**Objective**
Copy, from the entries below, each line where the word "Contains" can be found.

-- start Data supplied --

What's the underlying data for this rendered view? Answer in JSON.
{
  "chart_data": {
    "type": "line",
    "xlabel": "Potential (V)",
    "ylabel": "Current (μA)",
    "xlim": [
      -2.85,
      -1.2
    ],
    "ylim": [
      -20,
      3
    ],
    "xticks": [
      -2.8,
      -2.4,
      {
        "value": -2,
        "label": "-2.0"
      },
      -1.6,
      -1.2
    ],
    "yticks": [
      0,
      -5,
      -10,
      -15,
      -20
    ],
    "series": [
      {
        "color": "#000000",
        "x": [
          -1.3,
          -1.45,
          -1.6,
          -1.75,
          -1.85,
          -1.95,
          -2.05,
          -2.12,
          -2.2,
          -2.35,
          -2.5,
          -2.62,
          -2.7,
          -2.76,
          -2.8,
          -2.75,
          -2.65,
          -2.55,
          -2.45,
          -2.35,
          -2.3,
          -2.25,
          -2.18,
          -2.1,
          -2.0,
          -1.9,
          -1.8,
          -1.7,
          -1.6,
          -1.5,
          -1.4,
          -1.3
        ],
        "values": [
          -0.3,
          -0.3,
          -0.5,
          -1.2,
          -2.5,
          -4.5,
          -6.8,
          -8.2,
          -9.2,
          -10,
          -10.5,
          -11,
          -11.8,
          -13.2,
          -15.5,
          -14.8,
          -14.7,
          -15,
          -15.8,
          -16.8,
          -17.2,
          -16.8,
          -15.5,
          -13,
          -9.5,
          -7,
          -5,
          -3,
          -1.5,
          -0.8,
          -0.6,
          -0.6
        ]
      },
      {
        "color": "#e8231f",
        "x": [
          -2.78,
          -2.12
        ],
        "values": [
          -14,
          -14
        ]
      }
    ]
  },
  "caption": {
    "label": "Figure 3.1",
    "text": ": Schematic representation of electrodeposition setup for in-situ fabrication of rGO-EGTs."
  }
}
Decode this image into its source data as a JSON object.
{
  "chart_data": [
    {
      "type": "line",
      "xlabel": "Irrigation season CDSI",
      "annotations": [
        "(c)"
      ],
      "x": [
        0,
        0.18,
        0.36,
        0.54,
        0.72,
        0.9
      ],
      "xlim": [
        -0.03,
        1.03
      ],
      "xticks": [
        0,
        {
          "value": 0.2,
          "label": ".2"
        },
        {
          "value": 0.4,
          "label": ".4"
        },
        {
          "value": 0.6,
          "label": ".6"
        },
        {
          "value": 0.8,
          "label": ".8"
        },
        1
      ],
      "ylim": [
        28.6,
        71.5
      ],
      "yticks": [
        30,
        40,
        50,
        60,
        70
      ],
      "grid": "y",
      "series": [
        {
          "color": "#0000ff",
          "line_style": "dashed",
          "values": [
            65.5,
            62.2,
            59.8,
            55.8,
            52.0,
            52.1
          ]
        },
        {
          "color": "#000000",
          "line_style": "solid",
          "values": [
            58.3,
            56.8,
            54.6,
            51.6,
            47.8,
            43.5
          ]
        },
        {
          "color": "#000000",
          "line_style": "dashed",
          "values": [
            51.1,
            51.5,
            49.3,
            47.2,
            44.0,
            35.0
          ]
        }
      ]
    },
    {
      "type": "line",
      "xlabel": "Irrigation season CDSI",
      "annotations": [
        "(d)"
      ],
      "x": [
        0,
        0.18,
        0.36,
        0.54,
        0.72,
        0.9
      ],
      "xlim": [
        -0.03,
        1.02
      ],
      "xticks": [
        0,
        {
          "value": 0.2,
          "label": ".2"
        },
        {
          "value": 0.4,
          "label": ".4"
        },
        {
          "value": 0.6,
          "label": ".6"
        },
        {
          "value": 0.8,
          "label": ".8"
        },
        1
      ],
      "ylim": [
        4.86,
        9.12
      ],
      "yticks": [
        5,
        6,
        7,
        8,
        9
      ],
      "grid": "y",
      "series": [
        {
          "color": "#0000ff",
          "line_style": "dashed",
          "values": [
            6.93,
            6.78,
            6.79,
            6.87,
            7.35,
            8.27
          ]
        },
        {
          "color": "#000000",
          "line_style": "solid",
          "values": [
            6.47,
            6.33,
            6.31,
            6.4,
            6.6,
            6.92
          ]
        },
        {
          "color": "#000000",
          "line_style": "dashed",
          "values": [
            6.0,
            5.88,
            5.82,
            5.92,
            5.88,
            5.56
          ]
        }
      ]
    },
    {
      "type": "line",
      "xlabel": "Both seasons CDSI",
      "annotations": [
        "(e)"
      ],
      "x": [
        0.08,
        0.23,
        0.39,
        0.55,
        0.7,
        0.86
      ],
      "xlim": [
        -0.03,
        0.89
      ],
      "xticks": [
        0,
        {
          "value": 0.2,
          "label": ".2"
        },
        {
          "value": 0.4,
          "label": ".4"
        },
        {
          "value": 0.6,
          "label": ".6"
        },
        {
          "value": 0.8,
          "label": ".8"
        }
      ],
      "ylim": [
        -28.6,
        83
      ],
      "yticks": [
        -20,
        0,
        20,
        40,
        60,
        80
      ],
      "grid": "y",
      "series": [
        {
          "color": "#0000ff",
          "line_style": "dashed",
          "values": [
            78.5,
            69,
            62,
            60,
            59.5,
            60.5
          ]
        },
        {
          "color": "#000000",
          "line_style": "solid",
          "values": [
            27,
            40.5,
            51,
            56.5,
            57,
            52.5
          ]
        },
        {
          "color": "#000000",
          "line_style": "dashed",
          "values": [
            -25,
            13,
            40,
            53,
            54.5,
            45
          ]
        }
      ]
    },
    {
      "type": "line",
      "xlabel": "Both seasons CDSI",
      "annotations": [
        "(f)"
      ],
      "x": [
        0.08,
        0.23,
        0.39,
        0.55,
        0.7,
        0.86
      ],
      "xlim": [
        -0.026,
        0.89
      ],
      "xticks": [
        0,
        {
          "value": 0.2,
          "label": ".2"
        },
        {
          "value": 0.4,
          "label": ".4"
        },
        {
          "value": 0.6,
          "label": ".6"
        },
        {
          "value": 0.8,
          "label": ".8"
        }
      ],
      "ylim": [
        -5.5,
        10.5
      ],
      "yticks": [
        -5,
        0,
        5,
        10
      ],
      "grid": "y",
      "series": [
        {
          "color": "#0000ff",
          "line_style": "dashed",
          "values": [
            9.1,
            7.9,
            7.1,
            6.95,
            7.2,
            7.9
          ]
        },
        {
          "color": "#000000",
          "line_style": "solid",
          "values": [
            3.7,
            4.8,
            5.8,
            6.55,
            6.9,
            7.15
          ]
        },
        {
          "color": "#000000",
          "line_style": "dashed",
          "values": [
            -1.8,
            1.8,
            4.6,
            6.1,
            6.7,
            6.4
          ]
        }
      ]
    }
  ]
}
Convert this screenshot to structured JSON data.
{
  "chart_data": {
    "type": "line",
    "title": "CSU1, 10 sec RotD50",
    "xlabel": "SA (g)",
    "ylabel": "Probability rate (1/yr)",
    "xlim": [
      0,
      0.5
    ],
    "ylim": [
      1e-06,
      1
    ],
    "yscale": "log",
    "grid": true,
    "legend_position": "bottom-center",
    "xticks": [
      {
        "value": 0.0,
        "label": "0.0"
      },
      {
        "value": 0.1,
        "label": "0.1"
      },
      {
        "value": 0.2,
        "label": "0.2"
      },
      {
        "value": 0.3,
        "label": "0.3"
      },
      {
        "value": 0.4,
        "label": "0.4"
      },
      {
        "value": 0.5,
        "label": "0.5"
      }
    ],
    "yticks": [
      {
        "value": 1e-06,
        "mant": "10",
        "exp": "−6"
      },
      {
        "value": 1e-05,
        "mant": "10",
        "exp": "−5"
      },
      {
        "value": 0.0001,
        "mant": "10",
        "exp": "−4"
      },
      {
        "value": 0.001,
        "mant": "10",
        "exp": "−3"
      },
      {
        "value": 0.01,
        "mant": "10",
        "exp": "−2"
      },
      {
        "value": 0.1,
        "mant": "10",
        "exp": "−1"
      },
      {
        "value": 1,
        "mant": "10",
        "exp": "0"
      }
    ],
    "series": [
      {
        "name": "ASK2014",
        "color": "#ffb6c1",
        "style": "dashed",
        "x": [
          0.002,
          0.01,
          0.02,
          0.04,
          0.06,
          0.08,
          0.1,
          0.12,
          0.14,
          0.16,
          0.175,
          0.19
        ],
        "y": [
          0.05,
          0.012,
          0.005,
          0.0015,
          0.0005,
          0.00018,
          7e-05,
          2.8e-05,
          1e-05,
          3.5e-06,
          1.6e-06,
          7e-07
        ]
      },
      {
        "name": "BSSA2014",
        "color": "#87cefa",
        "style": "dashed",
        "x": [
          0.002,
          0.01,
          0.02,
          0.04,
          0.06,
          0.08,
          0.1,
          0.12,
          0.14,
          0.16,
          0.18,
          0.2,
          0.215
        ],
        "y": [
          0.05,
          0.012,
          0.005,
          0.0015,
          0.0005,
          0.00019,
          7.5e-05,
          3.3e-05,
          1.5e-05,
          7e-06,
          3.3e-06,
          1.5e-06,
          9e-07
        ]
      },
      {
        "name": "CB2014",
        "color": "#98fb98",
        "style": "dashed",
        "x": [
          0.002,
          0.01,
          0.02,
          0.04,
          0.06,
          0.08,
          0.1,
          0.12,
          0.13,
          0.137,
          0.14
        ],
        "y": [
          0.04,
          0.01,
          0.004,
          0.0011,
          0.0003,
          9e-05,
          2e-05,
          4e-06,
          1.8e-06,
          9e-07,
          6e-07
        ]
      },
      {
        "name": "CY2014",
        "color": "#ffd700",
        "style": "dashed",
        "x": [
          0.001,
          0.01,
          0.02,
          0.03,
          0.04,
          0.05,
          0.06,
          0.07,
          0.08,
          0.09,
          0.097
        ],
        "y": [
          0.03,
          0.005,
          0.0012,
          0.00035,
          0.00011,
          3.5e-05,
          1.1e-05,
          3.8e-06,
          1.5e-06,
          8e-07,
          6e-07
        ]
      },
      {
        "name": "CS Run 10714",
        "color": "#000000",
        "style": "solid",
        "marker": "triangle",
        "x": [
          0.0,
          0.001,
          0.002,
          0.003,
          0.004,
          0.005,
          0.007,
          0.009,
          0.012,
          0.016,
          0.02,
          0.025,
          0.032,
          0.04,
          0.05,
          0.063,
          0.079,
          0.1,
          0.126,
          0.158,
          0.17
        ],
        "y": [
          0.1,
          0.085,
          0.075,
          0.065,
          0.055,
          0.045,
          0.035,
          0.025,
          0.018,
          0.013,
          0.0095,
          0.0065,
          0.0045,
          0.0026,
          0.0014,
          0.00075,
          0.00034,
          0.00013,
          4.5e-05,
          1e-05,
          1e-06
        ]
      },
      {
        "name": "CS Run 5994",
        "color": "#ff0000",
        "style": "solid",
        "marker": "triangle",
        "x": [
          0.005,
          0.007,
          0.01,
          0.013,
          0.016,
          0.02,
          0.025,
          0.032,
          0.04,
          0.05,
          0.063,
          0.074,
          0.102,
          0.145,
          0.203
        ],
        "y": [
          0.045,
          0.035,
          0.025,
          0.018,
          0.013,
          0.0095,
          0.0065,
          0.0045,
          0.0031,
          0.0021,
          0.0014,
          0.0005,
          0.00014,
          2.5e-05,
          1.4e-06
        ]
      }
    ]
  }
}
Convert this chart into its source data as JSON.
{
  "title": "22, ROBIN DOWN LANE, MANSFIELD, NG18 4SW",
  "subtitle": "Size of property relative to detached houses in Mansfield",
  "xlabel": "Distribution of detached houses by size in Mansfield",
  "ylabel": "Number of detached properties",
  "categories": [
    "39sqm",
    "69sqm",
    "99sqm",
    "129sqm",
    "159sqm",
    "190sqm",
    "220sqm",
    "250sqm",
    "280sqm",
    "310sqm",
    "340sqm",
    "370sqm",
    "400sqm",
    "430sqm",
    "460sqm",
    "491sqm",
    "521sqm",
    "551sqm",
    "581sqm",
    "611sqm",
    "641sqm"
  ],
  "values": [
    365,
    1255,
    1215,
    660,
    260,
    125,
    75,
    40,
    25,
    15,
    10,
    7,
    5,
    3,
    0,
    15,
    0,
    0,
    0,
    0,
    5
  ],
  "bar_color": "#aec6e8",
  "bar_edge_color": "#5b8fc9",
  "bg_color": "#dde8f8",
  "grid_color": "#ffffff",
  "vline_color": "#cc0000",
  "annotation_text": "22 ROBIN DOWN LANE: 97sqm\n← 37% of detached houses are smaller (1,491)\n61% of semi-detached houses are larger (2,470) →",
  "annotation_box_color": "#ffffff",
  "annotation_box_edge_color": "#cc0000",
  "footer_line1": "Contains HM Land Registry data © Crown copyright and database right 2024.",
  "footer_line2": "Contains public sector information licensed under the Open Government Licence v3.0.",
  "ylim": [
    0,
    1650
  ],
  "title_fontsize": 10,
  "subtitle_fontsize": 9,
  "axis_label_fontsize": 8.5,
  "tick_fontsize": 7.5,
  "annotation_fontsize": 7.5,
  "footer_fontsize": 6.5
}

-- end Data supplied --

**The completed task**
  "footer_line1": "Contains HM Land Registry data © Crown copyright and database right 2024.",
  "footer_line2": "Contains public sector information licensed under the Open Government Licence v3.0.",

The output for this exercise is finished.